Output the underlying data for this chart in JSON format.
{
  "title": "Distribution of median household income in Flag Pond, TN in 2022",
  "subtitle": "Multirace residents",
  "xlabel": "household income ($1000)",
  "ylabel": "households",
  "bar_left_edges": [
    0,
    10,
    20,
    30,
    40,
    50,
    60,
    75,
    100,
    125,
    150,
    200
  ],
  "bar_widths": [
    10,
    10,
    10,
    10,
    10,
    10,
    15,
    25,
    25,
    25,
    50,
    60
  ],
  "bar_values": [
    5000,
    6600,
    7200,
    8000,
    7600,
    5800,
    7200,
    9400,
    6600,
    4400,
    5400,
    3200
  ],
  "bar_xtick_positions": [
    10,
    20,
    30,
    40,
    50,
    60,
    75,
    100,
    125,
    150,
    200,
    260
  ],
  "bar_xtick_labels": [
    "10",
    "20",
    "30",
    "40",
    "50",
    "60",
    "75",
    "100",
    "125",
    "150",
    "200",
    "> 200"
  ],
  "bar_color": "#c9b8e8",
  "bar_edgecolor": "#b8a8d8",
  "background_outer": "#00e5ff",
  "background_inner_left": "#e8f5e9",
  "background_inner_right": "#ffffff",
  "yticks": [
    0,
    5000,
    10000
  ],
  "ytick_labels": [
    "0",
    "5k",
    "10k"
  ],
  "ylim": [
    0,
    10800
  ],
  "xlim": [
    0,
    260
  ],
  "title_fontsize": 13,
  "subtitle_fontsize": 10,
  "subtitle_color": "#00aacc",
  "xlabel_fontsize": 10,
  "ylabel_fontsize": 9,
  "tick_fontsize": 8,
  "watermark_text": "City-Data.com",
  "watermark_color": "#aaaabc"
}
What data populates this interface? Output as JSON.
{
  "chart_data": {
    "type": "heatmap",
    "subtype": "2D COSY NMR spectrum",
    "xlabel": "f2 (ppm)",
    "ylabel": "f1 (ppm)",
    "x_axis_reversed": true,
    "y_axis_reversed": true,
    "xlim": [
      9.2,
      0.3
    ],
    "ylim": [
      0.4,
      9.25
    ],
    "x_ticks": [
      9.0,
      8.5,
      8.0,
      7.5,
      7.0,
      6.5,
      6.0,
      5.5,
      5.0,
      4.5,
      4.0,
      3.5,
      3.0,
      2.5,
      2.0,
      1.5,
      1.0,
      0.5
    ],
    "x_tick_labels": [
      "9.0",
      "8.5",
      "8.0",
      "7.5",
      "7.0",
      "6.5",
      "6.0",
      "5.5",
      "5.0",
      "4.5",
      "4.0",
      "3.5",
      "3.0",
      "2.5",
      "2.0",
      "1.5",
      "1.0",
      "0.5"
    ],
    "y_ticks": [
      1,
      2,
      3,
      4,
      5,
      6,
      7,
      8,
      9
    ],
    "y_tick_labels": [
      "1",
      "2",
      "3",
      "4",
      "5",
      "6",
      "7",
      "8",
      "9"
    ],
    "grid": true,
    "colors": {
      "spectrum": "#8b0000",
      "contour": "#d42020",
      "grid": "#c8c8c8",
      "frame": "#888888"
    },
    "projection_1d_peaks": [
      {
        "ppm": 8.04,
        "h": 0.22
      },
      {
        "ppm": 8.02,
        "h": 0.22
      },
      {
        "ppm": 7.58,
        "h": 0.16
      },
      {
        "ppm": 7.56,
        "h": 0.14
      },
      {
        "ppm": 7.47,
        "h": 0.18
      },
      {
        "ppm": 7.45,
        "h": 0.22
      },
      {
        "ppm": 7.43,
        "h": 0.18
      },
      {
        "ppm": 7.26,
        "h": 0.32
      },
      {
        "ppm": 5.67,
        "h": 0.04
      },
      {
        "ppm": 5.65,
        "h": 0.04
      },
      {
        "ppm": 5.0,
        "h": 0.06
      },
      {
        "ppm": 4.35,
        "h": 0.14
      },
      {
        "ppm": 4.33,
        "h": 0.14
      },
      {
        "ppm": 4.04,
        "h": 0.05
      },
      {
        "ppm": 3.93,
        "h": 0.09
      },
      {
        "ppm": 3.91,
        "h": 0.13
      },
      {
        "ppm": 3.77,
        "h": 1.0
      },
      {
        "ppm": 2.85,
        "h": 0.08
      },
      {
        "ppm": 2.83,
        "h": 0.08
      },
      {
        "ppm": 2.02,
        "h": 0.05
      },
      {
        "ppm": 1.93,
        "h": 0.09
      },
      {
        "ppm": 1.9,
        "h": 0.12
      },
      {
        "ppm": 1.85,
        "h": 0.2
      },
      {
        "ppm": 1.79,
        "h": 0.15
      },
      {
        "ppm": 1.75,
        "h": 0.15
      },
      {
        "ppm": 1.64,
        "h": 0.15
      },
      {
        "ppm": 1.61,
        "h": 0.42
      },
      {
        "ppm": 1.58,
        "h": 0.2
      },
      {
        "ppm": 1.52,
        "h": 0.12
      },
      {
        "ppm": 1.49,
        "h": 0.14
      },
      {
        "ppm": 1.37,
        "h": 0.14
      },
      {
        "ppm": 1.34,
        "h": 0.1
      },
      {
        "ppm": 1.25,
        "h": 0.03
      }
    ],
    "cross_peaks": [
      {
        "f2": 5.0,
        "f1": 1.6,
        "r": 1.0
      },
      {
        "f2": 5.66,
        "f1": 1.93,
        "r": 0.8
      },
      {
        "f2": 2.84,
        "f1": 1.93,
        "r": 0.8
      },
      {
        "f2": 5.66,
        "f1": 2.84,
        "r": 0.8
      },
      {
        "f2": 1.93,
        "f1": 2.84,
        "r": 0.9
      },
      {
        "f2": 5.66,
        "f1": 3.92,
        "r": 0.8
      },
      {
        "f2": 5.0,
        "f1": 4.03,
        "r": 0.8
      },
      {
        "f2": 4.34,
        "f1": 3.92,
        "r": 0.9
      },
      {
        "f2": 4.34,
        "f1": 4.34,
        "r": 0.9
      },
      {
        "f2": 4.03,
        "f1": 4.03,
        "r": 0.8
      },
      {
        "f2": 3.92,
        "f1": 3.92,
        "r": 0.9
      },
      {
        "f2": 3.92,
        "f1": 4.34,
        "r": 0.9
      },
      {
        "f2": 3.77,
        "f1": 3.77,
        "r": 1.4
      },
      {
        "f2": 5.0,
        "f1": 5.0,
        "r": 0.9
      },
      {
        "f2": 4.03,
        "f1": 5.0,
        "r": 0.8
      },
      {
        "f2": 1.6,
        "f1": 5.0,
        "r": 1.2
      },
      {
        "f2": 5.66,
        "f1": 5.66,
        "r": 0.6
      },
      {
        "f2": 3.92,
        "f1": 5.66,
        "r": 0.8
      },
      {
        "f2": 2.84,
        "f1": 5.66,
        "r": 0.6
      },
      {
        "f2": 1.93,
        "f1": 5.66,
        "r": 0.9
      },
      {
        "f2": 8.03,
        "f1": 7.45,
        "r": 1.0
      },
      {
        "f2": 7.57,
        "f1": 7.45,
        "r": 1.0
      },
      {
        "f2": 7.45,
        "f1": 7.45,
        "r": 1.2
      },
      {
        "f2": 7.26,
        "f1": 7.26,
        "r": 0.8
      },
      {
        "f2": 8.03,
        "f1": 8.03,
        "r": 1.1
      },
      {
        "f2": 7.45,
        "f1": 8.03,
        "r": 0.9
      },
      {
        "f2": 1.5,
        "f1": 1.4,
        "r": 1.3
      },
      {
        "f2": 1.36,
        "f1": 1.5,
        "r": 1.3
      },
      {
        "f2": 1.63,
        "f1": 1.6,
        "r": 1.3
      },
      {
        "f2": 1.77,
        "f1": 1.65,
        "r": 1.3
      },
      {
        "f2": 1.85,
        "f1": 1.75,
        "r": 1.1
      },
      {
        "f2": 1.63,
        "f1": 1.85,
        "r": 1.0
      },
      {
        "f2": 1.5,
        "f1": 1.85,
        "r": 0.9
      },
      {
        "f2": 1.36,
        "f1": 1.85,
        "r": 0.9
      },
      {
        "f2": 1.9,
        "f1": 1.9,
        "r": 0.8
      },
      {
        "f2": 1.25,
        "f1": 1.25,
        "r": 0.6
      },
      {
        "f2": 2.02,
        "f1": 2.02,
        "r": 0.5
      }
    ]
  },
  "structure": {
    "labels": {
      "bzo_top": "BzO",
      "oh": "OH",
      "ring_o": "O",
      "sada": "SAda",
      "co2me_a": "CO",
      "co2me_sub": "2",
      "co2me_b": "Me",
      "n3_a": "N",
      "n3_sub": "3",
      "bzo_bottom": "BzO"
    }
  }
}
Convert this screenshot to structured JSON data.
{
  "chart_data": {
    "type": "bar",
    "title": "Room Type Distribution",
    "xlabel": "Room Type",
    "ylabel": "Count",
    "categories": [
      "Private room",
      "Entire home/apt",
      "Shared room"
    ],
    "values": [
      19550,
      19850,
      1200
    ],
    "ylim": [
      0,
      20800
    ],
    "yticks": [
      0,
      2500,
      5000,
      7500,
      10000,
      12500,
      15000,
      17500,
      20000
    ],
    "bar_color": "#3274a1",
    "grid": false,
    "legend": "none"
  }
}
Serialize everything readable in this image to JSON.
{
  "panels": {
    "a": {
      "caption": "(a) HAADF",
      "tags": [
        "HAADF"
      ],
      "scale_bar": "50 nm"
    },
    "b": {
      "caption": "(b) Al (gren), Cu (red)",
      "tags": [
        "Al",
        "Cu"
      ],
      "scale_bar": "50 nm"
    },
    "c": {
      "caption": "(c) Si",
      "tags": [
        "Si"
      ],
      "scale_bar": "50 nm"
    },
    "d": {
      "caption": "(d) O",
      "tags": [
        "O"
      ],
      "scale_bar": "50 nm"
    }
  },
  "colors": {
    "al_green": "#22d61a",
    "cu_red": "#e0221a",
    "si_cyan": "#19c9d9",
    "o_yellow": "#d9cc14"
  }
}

-*-

Produce an exact repeat of the lines from the one containing "Convert this screenshot" through the last line of the data, and nothing more.

* **EXERCISE RESULT**:
Convert this screenshot to structured JSON data.
{
  "chart_data": {
    "type": "bar",
    "title": "Room Type Distribution",
    "xlabel": "Room Type",
    "ylabel": "Count",
    "categories": [
      "Private room",
      "Entire home/apt",
      "Shared room"
    ],
    "values": [
      19550,
      19850,
      1200
    ],
    "ylim": [
      0,
      20800
    ],
    "yticks": [
      0,
      2500,
      5000,
      7500,
      10000,
      12500,
      15000,
      17500,
      20000
    ],
    "bar_color": "#3274a1",
    "grid": false,
    "legend": "none"
  }
}
Serialize everything readable in this image to JSON.
{
  "panels": {
    "a": {
      "caption": "(a) HAADF",
      "tags": [
        "HAADF"
      ],
      "scale_bar": "50 nm"
    },
    "b": {
      "caption": "(b) Al (gren), Cu (red)",
      "tags": [
        "Al",
        "Cu"
      ],
      "scale_bar": "50 nm"
    },
    "c": {
      "caption": "(c) Si",
      "tags": [
        "Si"
      ],
      "scale_bar": "50 nm"
    },
    "d": {
      "caption": "(d) O",
      "tags": [
        "O"
      ],
      "scale_bar": "50 nm"
    }
  },
  "colors": {
    "al_green": "#22d61a",
    "cu_red": "#e0221a",
    "si_cyan": "#19c9d9",
    "o_yellow": "#d9cc14"
  }
}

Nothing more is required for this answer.